**Records for this exercise**.
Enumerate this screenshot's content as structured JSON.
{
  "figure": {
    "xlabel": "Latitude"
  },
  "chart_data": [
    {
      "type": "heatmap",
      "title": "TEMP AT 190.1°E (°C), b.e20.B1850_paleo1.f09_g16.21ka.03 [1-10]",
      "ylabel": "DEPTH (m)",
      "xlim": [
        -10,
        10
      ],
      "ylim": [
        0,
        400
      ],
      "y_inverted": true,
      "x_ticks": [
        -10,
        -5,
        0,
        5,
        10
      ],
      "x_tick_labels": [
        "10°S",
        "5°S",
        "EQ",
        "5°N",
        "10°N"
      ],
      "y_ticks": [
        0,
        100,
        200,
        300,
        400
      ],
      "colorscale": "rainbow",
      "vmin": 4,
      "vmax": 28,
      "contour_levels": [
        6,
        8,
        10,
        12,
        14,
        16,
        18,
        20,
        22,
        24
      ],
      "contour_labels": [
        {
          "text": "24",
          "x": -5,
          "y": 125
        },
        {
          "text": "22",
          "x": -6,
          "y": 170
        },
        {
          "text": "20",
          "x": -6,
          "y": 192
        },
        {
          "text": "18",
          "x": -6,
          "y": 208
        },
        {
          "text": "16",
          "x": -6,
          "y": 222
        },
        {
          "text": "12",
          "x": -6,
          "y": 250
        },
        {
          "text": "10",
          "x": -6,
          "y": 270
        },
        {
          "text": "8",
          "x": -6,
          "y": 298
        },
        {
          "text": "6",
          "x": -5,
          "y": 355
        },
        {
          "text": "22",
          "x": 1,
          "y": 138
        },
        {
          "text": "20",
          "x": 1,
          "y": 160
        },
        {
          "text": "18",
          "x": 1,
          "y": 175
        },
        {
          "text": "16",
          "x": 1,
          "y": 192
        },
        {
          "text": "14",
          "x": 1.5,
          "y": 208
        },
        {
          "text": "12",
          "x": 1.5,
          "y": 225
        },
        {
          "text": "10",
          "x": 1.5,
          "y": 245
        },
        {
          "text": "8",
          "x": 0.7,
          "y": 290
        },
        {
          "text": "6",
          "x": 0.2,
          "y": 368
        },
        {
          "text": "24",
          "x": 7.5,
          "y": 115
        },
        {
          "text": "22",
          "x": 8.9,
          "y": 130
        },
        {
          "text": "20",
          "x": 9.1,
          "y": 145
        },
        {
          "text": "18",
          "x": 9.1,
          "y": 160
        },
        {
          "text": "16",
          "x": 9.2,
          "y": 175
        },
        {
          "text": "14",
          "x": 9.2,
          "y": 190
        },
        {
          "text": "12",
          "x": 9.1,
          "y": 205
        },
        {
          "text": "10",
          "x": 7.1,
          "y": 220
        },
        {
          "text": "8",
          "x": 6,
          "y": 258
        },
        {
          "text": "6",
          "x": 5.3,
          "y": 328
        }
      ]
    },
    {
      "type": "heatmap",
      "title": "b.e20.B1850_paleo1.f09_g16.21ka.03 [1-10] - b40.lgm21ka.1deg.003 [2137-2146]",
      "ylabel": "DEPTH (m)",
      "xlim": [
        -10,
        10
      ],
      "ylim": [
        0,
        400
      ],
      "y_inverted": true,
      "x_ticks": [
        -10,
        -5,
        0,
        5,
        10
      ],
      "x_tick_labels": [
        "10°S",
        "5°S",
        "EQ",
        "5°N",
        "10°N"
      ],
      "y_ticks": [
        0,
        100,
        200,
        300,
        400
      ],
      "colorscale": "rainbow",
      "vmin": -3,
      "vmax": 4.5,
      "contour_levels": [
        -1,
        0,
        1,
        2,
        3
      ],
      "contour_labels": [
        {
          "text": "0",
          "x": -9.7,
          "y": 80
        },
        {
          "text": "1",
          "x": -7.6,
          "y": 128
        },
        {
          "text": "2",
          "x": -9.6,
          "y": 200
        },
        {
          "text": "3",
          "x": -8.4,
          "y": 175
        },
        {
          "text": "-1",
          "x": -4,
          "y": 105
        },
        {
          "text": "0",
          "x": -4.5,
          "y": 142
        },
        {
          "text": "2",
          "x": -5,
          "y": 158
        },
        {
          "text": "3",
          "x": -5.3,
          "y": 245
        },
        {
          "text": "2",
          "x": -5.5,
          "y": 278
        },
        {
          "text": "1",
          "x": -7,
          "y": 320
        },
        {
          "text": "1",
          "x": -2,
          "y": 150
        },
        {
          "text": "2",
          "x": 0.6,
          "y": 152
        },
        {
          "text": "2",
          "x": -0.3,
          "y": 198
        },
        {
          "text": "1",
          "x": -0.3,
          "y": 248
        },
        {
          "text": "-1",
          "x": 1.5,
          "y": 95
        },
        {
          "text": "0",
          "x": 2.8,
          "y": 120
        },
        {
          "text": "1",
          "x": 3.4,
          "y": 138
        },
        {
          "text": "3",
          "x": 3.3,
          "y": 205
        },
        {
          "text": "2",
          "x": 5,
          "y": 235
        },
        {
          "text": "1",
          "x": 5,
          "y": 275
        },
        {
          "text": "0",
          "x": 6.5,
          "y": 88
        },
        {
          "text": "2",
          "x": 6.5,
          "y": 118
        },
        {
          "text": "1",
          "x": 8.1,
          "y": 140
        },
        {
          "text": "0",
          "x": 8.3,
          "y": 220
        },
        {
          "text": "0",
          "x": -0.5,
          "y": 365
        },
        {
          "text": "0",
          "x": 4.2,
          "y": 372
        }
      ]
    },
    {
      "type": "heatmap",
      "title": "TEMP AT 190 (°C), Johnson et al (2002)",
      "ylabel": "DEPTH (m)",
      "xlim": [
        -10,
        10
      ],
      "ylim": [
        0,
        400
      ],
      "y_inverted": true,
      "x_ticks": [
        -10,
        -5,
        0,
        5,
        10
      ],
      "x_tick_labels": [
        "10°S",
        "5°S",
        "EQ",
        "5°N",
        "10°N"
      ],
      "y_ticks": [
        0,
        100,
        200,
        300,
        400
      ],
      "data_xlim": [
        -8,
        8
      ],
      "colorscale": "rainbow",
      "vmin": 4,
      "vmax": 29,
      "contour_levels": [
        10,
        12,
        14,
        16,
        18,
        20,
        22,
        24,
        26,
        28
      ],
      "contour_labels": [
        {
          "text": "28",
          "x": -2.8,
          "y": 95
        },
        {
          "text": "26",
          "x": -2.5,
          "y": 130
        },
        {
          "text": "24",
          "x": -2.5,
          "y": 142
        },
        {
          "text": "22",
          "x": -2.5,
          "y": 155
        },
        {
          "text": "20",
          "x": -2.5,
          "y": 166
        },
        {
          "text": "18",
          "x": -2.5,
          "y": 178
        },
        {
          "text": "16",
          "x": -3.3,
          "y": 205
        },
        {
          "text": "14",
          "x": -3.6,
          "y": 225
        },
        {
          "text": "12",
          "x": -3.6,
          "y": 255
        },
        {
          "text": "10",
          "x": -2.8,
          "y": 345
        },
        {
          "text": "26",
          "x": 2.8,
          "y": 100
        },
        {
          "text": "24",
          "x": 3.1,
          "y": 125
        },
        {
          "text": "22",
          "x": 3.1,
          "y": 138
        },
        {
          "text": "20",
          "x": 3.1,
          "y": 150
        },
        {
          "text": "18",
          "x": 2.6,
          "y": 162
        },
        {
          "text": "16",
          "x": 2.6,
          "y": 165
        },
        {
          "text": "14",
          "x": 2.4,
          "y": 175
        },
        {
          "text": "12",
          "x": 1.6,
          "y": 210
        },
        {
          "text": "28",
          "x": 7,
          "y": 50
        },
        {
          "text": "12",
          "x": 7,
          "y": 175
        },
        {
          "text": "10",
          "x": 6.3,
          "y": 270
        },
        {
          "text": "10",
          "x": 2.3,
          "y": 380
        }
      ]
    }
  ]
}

**Do this**. Copy the records above exactly.

**Full output**.
Enumerate this screenshot's content as structured JSON.
{
  "figure": {
    "xlabel": "Latitude"
  },
  "chart_data": [
    {
      "type": "heatmap",
      "title": "TEMP AT 190.1°E (°C), b.e20.B1850_paleo1.f09_g16.21ka.03 [1-10]",
      "ylabel": "DEPTH (m)",
      "xlim": [
        -10,
        10
      ],
      "ylim": [
        0,
        400
      ],
      "y_inverted": true,
      "x_ticks": [
        -10,
        -5,
        0,
        5,
        10
      ],
      "x_tick_labels": [
        "10°S",
        "5°S",
        "EQ",
        "5°N",
        "10°N"
      ],
      "y_ticks": [
        0,
        100,
        200,
        300,
        400
      ],
      "colorscale": "rainbow",
      "vmin": 4,
      "vmax": 28,
      "contour_levels": [
        6,
        8,
        10,
        12,
        14,
        16,
        18,
        20,
        22,
        24
      ],
      "contour_labels": [
        {
          "text": "24",
          "x": -5,
          "y": 125
        },
        {
          "text": "22",
          "x": -6,
          "y": 170
        },
        {
          "text": "20",
          "x": -6,
          "y": 192
        },
        {
          "text": "18",
          "x": -6,
          "y": 208
        },
        {
          "text": "16",
          "x": -6,
          "y": 222
        },
        {
          "text": "12",
          "x": -6,
          "y": 250
        },
        {
          "text": "10",
          "x": -6,
          "y": 270
        },
        {
          "text": "8",
          "x": -6,
          "y": 298
        },
        {
          "text": "6",
          "x": -5,
          "y": 355
        },
        {
          "text": "22",
          "x": 1,
          "y": 138
        },
        {
          "text": "20",
          "x": 1,
          "y": 160
        },
        {
          "text": "18",
          "x": 1,
          "y": 175
        },
        {
          "text": "16",
          "x": 1,
          "y": 192
        },
        {
          "text": "14",
          "x": 1.5,
          "y": 208
        },
        {
          "text": "12",
          "x": 1.5,
          "y": 225
        },
        {
          "text": "10",
          "x": 1.5,
          "y": 245
        },
        {
          "text": "8",
          "x": 0.7,
          "y": 290
        },
        {
          "text": "6",
          "x": 0.2,
          "y": 368
        },
        {
          "text": "24",
          "x": 7.5,
          "y": 115
        },
        {
          "text": "22",
          "x": 8.9,
          "y": 130
        },
        {
          "text": "20",
          "x": 9.1,
          "y": 145
        },
        {
          "text": "18",
          "x": 9.1,
          "y": 160
        },
        {
          "text": "16",
          "x": 9.2,
          "y": 175
        },
        {
          "text": "14",
          "x": 9.2,
          "y": 190
        },
        {
          "text": "12",
          "x": 9.1,
          "y": 205
        },
        {
          "text": "10",
          "x": 7.1,
          "y": 220
        },
        {
          "text": "8",
          "x": 6,
          "y": 258
        },
        {
          "text": "6",
          "x": 5.3,
          "y": 328
        }
      ]
    },
    {
      "type": "heatmap",
      "title": "b.e20.B1850_paleo1.f09_g16.21ka.03 [1-10] - b40.lgm21ka.1deg.003 [2137-2146]",
      "ylabel": "DEPTH (m)",
      "xlim": [
        -10,
        10
      ],
      "ylim": [
        0,
        400
      ],
      "y_inverted": true,
      "x_ticks": [
        -10,
        -5,
        0,
        5,
        10
      ],
      "x_tick_labels": [
        "10°S",
        "5°S",
        "EQ",
        "5°N",
        "10°N"
      ],
      "y_ticks": [
        0,
        100,
        200,
        300,
        400
      ],
      "colorscale": "rainbow",
      "vmin": -3,
      "vmax": 4.5,
      "contour_levels": [
        -1,
        0,
        1,
        2,
        3
      ],
      "contour_labels": [
        {
          "text": "0",
          "x": -9.7,
          "y": 80
        },
        {
          "text": "1",
          "x": -7.6,
          "y": 128
        },
        {
          "text": "2",
          "x": -9.6,
          "y": 200
        },
        {
          "text": "3",
          "x": -8.4,
          "y": 175
        },
        {
          "text": "-1",
          "x": -4,
          "y": 105
        },
        {
          "text": "0",
          "x": -4.5,
          "y": 142
        },
        {
          "text": "2",
          "x": -5,
          "y": 158
        },
        {
          "text": "3",
          "x": -5.3,
          "y": 245
        },
        {
          "text": "2",
          "x": -5.5,
          "y": 278
        },
        {
          "text": "1",
          "x": -7,
          "y": 320
        },
        {
          "text": "1",
          "x": -2,
          "y": 150
        },
        {
          "text": "2",
          "x": 0.6,
          "y": 152
        },
        {
          "text": "2",
          "x": -0.3,
          "y": 198
        },
        {
          "text": "1",
          "x": -0.3,
          "y": 248
        },
        {
          "text": "-1",
          "x": 1.5,
          "y": 95
        },
        {
          "text": "0",
          "x": 2.8,
          "y": 120
        },
        {
          "text": "1",
          "x": 3.4,
          "y": 138
        },
        {
          "text": "3",
          "x": 3.3,
          "y": 205
        },
        {
          "text": "2",
          "x": 5,
          "y": 235
        },
        {
          "text": "1",
          "x": 5,
          "y": 275
        },
        {
          "text": "0",
          "x": 6.5,
          "y": 88
        },
        {
          "text": "2",
          "x": 6.5,
          "y": 118
        },
        {
          "text": "1",
          "x": 8.1,
          "y": 140
        },
        {
          "text": "0",
          "x": 8.3,
          "y": 220
        },
        {
          "text": "0",
          "x": -0.5,
          "y": 365
        },
        {
          "text": "0",
          "x": 4.2,
          "y": 372
        }
      ]
    },
    {
      "type": "heatmap",
      "title": "TEMP AT 190 (°C), Johnson et al (2002)",
      "ylabel": "DEPTH (m)",
      "xlim": [
        -10,
        10
      ],
      "ylim": [
        0,
        400
      ],
      "y_inverted": true,
      "x_ticks": [
        -10,
        -5,
        0,
        5,
        10
      ],
      "x_tick_labels": [
        "10°S",
        "5°S",
        "EQ",
        "5°N",
        "10°N"
      ],
      "y_ticks": [
        0,
        100,
        200,
        300,
        400
      ],
      "data_xlim": [
        -8,
        8
      ],
      "colorscale": "rainbow",
      "vmin": 4,
      "vmax": 29,
      "contour_levels": [
        10,
        12,
        14,
        16,
        18,
        20,
        22,
        24,
        26,
        28
      ],
      "contour_labels": [
        {
          "text": "28",
          "x": -2.8,
          "y": 95
        },
        {
          "text": "26",
          "x": -2.5,
          "y": 130
        },
        {
          "text": "24",
          "x": -2.5,
          "y": 142
        },
        {
          "text": "22",
          "x": -2.5,
          "y": 155
        },
        {
          "text": "20",
          "x": -2.5,
          "y": 166
        },
        {
          "text": "18",
          "x": -2.5,
          "y": 178
        },
        {
          "text": "16",
          "x": -3.3,
          "y": 205
        },
        {
          "text": "14",
          "x": -3.6,
          "y": 225
        },
        {
          "text": "12",
          "x": -3.6,
          "y": 255
        },
        {
          "text": "10",
          "x": -2.8,
          "y": 345
        },
        {
          "text": "26",
          "x": 2.8,
          "y": 100
        },
        {
          "text": "24",
          "x": 3.1,
          "y": 125
        },
        {
          "text": "22",
          "x": 3.1,
          "y": 138
        },
        {
          "text": "20",
          "x": 3.1,
          "y": 150
        },
        {
          "text": "18",
          "x": 2.6,
          "y": 162
        },
        {
          "text": "16",
          "x": 2.6,
          "y": 165
        },
        {
          "text": "14",
          "x": 2.4,
          "y": 175
        },
        {
          "text": "12",
          "x": 1.6,
          "y": 210
        },
        {
          "text": "28",
          "x": 7,
          "y": 50
        },
        {
          "text": "12",
          "x": 7,
          "y": 175
        },
        {
          "text": "10",
          "x": 6.3,
          "y": 270
        },
        {
          "text": "10",
          "x": 2.3,
          "y": 380
        }
      ]
    }
  ]
}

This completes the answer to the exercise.